▸ **Goal**:
Can you find the lines of the listing that include "BODY" and copy every one?

▸ **Stored data**:

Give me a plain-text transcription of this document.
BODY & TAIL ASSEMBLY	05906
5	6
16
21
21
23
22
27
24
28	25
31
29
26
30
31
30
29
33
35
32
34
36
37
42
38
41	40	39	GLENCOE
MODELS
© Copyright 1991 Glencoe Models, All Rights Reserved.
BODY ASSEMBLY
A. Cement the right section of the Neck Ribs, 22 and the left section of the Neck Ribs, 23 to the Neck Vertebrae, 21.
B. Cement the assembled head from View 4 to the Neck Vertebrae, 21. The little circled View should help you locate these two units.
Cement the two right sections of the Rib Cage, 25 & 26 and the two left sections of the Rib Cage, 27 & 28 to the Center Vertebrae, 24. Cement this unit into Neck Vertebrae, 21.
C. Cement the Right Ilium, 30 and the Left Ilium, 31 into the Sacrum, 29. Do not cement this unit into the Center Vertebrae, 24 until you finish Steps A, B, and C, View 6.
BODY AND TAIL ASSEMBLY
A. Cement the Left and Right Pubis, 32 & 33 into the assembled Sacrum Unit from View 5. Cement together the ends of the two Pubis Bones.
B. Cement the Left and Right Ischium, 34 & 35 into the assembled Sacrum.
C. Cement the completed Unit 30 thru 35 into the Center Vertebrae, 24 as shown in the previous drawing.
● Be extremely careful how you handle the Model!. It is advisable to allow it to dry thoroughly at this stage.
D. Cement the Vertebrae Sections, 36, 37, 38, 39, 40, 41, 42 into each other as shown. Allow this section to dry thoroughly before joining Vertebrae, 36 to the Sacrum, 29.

▸ **Full response**:
BODY & TAIL ASSEMBLY	05906
BODY ASSEMBLY
BODY AND TAIL ASSEMBLY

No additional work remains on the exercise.